§ EXERCISE
Reproduce all entries precisely, down to the last character.

§ TASK INPUT
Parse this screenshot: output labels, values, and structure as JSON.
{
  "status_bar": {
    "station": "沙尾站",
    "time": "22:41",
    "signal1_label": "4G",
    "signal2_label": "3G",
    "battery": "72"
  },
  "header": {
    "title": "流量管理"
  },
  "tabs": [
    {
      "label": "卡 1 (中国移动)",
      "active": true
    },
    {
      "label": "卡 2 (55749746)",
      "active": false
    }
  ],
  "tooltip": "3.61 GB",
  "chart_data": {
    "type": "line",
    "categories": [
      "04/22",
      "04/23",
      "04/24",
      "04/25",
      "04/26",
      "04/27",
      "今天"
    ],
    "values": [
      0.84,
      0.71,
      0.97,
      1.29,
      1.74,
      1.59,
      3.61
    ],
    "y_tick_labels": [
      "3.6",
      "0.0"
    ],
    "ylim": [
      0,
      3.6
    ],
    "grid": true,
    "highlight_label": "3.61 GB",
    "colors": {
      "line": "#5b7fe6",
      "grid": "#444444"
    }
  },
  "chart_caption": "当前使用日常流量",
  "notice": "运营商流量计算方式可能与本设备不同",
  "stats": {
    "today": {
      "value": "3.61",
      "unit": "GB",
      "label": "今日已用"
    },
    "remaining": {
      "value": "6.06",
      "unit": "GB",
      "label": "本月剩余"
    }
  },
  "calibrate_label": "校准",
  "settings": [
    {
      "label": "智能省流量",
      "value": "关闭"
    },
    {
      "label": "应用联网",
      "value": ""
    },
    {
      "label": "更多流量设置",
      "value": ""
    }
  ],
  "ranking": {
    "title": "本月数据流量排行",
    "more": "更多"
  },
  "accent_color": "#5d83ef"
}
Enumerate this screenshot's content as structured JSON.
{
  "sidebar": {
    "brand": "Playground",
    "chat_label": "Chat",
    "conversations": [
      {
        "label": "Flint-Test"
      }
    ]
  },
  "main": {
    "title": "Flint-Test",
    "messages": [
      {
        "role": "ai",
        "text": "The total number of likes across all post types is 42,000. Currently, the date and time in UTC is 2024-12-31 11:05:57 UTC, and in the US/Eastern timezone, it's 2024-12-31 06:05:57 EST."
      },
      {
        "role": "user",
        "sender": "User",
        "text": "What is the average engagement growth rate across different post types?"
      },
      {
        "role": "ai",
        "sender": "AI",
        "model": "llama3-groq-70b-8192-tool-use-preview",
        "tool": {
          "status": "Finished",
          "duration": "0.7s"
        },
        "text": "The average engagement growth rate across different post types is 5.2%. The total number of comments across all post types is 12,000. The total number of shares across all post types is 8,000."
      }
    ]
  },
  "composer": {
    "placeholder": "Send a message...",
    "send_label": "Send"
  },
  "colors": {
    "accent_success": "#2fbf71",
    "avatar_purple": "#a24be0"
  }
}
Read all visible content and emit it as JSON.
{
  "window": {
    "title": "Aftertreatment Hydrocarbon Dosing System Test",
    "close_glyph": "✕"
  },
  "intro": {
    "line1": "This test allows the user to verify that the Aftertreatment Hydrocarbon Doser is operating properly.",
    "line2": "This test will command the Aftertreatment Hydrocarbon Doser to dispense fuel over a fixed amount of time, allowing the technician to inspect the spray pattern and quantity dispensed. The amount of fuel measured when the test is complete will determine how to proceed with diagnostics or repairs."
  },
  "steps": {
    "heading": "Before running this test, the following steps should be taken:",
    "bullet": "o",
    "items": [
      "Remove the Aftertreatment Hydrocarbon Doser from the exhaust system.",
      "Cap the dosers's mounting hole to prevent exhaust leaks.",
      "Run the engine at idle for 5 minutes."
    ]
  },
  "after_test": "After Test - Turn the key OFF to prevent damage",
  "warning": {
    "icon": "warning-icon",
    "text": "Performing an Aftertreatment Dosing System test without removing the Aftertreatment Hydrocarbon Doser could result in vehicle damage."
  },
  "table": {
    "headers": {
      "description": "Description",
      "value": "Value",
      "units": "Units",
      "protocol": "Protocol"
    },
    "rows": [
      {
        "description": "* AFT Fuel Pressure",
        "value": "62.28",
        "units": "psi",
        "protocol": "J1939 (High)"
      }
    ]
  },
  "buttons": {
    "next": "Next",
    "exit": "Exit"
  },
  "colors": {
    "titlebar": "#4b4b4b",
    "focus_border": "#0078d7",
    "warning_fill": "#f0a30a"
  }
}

§ OUTPUT FOR THIS EXERCISE
Parse this screenshot: output labels, values, and structure as JSON.
{
  "status_bar": {
    "station": "沙尾站",
    "time": "22:41",
    "signal1_label": "4G",
    "signal2_label": "3G",
    "battery": "72"
  },
  "header": {
    "title": "流量管理"
  },
  "tabs": [
    {
      "label": "卡 1 (中国移动)",
      "active": true
    },
    {
      "label": "卡 2 (55749746)",
      "active": false
    }
  ],
  "tooltip": "3.61 GB",
  "chart_data": {
    "type": "line",
    "categories": [
      "04/22",
      "04/23",
      "04/24",
      "04/25",
      "04/26",
      "04/27",
      "今天"
    ],
    "values": [
      0.84,
      0.71,
      0.97,
      1.29,
      1.74,
      1.59,
      3.61
    ],
    "y_tick_labels": [
      "3.6",
      "0.0"
    ],
    "ylim": [
      0,
      3.6
    ],
    "grid": true,
    "highlight_label": "3.61 GB",
    "colors": {
      "line": "#5b7fe6",
      "grid": "#444444"
    }
  },
  "chart_caption": "当前使用日常流量",
  "notice": "运营商流量计算方式可能与本设备不同",
  "stats": {
    "today": {
      "value": "3.61",
      "unit": "GB",
      "label": "今日已用"
    },
    "remaining": {
      "value": "6.06",
      "unit": "GB",
      "label": "本月剩余"
    }
  },
  "calibrate_label": "校准",
  "settings": [
    {
      "label": "智能省流量",
      "value": "关闭"
    },
    {
      "label": "应用联网",
      "value": ""
    },
    {
      "label": "更多流量设置",
      "value": ""
    }
  ],
  "ranking": {
    "title": "本月数据流量排行",
    "more": "更多"
  },
  "accent_color": "#5d83ef"
}
Enumerate this screenshot's content as structured JSON.
{
  "sidebar": {
    "brand": "Playground",
    "chat_label": "Chat",
    "conversations": [
      {
        "label": "Flint-Test"
      }
    ]
  },
  "main": {
    "title": "Flint-Test",
    "messages": [
      {
        "role": "ai",
        "text": "The total number of likes across all post types is 42,000. Currently, the date and time in UTC is 2024-12-31 11:05:57 UTC, and in the US/Eastern timezone, it's 2024-12-31 06:05:57 EST."
      },
      {
        "role": "user",
        "sender": "User",
        "text": "What is the average engagement growth rate across different post types?"
      },
      {
        "role": "ai",
        "sender": "AI",
        "model": "llama3-groq-70b-8192-tool-use-preview",
        "tool": {
          "status": "Finished",
          "duration": "0.7s"
        },
        "text": "The average engagement growth rate across different post types is 5.2%. The total number of comments across all post types is 12,000. The total number of shares across all post types is 8,000."
      }
    ]
  },
  "composer": {
    "placeholder": "Send a message...",
    "send_label": "Send"
  },
  "colors": {
    "accent_success": "#2fbf71",
    "avatar_purple": "#a24be0"
  }
}
Read all visible content and emit it as JSON.
{
  "window": {
    "title": "Aftertreatment Hydrocarbon Dosing System Test",
    "close_glyph": "✕"
  },
  "intro": {
    "line1": "This test allows the user to verify that the Aftertreatment Hydrocarbon Doser is operating properly.",
    "line2": "This test will command the Aftertreatment Hydrocarbon Doser to dispense fuel over a fixed amount of time, allowing the technician to inspect the spray pattern and quantity dispensed. The amount of fuel measured when the test is complete will determine how to proceed with diagnostics or repairs."
  },
  "steps": {
    "heading": "Before running this test, the following steps should be taken:",
    "bullet": "o",
    "items": [
      "Remove the Aftertreatment Hydrocarbon Doser from the exhaust system.",
      "Cap the dosers's mounting hole to prevent exhaust leaks.",
      "Run the engine at idle for 5 minutes."
    ]
  },
  "after_test": "After Test - Turn the key OFF to prevent damage",
  "warning": {
    "icon": "warning-icon",
    "text": "Performing an Aftertreatment Dosing System test without removing the Aftertreatment Hydrocarbon Doser could result in vehicle damage."
  },
  "table": {
    "headers": {
      "description": "Description",
      "value": "Value",
      "units": "Units",
      "protocol": "Protocol"
    },
    "rows": [
      {
        "description": "* AFT Fuel Pressure",
        "value": "62.28",
        "units": "psi",
        "protocol": "J1939 (High)"
      }
    ]
  },
  "buttons": {
    "next": "Next",
    "exit": "Exit"
  },
  "colors": {
    "titlebar": "#4b4b4b",
    "focus_border": "#0078d7",
    "warning_fill": "#f0a30a"
  }
}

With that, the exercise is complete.